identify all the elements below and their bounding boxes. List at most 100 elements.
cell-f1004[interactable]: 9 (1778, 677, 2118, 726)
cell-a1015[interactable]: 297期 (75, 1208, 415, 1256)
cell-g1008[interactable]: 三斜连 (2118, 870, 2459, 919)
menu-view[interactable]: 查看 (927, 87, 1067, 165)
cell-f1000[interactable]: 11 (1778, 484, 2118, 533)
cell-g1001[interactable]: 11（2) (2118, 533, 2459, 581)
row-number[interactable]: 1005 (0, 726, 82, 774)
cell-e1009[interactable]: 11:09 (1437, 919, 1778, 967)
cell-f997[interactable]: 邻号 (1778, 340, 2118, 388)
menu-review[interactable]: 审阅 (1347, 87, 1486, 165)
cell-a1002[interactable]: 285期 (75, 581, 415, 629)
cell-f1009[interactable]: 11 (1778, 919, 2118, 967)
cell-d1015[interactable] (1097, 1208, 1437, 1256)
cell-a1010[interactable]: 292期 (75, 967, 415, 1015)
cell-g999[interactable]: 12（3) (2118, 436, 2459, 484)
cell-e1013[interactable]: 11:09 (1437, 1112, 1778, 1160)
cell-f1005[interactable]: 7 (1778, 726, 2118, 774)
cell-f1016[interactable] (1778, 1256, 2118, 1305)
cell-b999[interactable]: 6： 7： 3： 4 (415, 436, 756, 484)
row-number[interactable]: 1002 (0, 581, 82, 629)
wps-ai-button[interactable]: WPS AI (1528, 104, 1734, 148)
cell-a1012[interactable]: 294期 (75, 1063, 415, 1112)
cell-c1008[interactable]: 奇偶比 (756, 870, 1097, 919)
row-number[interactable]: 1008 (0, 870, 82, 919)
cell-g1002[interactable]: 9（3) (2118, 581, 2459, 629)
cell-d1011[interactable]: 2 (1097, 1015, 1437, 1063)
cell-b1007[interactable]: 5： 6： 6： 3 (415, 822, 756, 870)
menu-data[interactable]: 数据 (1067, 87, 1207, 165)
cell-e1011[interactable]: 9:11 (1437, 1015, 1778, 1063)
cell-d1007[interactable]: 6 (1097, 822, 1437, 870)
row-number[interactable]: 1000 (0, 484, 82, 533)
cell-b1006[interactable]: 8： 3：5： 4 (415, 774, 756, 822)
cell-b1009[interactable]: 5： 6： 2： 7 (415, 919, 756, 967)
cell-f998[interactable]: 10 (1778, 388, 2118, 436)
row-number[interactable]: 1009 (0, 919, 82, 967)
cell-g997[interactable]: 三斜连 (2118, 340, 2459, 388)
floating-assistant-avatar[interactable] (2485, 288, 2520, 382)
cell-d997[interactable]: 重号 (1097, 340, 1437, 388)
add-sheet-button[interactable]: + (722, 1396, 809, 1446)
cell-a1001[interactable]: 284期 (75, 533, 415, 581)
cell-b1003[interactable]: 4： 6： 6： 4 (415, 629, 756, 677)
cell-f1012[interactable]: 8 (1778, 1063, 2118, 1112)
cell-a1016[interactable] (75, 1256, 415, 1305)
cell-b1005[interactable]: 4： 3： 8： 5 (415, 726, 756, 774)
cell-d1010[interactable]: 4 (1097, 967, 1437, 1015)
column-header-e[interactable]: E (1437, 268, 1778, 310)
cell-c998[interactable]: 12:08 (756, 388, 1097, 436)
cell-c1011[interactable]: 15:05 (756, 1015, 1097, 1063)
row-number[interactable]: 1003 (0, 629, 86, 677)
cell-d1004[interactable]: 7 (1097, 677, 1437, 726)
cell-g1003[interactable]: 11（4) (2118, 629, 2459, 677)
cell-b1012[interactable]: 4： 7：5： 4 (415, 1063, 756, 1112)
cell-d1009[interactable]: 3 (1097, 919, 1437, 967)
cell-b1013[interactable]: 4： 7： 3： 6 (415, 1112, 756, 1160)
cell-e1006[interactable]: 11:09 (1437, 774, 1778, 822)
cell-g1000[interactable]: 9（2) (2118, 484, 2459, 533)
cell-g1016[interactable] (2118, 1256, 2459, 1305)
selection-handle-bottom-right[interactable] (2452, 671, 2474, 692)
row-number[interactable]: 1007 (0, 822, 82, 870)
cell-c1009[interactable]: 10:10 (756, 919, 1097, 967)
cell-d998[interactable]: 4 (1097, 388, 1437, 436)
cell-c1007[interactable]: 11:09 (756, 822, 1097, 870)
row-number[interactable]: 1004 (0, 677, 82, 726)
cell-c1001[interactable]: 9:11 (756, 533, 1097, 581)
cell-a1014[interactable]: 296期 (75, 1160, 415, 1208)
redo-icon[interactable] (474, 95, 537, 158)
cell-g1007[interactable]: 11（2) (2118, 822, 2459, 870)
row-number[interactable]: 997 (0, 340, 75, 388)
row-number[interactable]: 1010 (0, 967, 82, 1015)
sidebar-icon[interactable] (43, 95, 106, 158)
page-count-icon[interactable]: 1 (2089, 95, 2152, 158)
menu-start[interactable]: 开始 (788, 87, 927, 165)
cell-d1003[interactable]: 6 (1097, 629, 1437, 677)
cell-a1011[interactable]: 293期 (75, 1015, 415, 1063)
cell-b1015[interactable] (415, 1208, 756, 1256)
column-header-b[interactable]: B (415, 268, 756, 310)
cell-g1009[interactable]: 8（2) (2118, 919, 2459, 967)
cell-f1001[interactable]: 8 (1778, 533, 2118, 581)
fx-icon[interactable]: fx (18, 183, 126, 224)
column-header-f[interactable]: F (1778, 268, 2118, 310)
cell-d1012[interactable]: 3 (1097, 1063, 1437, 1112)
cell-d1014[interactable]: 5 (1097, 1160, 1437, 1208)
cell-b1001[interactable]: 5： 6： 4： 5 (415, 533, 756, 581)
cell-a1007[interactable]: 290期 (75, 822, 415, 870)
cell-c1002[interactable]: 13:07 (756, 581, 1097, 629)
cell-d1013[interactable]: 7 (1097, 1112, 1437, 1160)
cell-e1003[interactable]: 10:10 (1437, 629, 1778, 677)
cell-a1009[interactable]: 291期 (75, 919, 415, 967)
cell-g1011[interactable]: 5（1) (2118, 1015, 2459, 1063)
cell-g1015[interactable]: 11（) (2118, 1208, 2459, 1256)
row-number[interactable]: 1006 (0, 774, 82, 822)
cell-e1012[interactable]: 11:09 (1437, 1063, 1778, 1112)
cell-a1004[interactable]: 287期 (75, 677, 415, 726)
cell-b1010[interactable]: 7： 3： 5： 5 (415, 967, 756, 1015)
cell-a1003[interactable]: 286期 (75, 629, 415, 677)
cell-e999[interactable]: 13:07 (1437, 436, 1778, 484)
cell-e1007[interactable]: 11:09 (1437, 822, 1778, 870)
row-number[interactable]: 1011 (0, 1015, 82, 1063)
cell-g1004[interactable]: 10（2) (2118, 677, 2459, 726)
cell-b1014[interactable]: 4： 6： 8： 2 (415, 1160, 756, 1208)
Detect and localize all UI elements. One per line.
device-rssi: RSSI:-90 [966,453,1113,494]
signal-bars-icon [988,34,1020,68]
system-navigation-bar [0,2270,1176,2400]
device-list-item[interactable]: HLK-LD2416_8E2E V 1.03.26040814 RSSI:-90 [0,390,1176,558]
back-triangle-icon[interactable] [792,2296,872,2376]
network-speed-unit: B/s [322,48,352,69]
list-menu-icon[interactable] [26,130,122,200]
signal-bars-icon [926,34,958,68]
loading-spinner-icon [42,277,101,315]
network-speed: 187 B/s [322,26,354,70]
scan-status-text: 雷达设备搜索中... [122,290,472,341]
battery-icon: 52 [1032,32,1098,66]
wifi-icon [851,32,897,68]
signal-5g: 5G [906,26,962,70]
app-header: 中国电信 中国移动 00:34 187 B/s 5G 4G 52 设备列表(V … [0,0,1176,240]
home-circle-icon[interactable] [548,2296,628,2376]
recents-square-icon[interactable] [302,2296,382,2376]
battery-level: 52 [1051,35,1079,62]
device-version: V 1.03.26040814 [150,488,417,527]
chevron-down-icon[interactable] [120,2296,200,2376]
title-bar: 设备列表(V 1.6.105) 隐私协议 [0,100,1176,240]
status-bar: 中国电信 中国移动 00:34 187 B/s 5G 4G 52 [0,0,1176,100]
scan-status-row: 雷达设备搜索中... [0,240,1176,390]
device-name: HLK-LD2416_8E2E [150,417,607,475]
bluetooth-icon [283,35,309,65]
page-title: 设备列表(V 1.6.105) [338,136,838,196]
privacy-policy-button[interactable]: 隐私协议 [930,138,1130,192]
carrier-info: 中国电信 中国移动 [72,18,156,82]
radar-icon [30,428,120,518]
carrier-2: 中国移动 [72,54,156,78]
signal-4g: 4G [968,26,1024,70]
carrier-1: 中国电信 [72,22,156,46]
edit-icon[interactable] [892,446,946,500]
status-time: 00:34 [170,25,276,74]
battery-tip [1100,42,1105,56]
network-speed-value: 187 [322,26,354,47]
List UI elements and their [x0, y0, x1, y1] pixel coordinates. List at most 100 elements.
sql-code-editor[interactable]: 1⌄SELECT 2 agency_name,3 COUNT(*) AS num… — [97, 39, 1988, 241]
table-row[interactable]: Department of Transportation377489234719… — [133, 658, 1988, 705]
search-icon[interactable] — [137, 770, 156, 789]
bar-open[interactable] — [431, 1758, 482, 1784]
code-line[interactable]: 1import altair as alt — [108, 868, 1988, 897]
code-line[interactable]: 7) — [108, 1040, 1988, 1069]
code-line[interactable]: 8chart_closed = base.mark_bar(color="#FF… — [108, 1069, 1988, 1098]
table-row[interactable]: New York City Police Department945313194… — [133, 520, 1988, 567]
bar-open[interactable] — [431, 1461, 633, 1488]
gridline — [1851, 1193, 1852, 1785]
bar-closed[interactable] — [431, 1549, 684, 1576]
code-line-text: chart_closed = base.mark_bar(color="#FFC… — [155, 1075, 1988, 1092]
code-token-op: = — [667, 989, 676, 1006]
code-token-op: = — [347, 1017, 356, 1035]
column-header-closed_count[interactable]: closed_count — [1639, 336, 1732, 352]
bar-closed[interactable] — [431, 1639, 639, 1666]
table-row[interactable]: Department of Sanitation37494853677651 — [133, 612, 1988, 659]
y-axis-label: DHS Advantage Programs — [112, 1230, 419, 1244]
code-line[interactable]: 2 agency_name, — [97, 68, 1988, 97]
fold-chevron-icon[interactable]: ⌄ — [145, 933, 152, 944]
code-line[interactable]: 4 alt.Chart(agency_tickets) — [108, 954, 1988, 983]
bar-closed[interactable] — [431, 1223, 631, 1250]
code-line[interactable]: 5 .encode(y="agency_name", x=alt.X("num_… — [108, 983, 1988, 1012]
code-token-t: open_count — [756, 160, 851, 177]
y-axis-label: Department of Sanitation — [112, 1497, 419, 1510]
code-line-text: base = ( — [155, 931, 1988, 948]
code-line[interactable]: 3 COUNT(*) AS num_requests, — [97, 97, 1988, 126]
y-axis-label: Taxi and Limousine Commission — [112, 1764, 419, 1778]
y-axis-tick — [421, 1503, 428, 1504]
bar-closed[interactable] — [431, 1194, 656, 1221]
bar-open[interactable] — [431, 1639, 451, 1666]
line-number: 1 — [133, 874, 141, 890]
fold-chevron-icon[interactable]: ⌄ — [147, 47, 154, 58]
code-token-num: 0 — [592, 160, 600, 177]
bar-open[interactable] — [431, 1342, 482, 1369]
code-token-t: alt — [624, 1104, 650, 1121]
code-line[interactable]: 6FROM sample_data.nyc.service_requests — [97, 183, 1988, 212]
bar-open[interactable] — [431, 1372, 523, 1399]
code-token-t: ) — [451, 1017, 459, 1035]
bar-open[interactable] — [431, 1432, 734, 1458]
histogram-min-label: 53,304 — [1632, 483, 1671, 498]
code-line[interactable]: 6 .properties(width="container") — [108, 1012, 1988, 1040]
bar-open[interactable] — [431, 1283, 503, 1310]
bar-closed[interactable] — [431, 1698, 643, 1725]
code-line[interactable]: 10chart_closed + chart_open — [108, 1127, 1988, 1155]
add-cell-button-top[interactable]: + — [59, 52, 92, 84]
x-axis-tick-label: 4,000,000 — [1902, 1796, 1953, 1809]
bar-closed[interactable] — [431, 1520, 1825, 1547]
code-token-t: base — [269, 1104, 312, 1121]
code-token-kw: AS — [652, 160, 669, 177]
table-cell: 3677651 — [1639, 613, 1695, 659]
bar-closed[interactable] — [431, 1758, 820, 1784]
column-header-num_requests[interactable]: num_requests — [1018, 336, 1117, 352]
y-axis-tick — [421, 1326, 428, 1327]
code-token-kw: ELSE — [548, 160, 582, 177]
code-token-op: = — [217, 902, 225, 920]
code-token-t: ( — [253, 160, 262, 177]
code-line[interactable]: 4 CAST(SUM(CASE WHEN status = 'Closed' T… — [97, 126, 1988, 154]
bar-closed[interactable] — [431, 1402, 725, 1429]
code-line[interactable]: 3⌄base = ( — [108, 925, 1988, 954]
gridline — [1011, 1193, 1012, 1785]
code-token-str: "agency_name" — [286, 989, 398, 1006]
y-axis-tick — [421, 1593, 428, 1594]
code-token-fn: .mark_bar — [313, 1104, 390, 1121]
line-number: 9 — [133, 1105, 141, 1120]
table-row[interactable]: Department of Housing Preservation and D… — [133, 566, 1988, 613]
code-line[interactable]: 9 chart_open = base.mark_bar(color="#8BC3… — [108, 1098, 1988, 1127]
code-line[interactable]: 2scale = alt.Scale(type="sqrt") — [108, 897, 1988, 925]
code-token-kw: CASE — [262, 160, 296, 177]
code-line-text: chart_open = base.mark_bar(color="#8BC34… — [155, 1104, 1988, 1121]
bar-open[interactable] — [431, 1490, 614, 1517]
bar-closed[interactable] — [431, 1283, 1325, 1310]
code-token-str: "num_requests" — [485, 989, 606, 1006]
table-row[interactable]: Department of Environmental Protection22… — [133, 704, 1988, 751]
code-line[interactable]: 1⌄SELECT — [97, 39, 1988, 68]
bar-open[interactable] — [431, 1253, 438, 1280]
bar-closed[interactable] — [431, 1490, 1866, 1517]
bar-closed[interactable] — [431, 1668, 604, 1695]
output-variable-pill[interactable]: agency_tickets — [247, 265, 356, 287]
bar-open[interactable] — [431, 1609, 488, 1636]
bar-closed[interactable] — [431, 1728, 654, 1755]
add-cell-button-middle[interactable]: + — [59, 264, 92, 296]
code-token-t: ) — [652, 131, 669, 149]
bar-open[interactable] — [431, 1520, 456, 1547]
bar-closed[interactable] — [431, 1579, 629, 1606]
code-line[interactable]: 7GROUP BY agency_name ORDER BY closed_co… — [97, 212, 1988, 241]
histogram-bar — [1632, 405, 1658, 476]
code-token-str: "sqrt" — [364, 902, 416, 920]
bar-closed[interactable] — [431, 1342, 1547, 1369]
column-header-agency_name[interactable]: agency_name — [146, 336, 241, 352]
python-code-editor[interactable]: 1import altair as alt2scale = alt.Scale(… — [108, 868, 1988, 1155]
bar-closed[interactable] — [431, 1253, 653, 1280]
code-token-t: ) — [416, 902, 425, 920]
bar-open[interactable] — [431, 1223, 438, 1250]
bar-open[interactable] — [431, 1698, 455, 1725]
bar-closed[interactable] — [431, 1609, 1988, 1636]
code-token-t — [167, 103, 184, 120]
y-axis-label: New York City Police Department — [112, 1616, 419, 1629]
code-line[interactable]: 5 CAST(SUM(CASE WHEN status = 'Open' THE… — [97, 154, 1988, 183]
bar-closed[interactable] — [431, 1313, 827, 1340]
★ ★ ★ ★
JOB
Reproduce the data between the start and the line holding "cell-f997[interactable]: 邻号 (1778, 340, 2118, 388)", inclusive, without any changes.

SOLUTION TO THIS EXERCISE
identify all the elements below and their bounding boxes. List at most 100 elements.
cell-f1004[interactable]: 9 (1778, 677, 2118, 726)
cell-a1015[interactable]: 297期 (75, 1208, 415, 1256)
cell-g1008[interactable]: 三斜连 (2118, 870, 2459, 919)
menu-view[interactable]: 查看 (927, 87, 1067, 165)
cell-f1000[interactable]: 11 (1778, 484, 2118, 533)
cell-g1001[interactable]: 11（2) (2118, 533, 2459, 581)
row-number[interactable]: 1005 (0, 726, 82, 774)
cell-e1009[interactable]: 11:09 (1437, 919, 1778, 967)
cell-f997[interactable]: 邻号 (1778, 340, 2118, 388)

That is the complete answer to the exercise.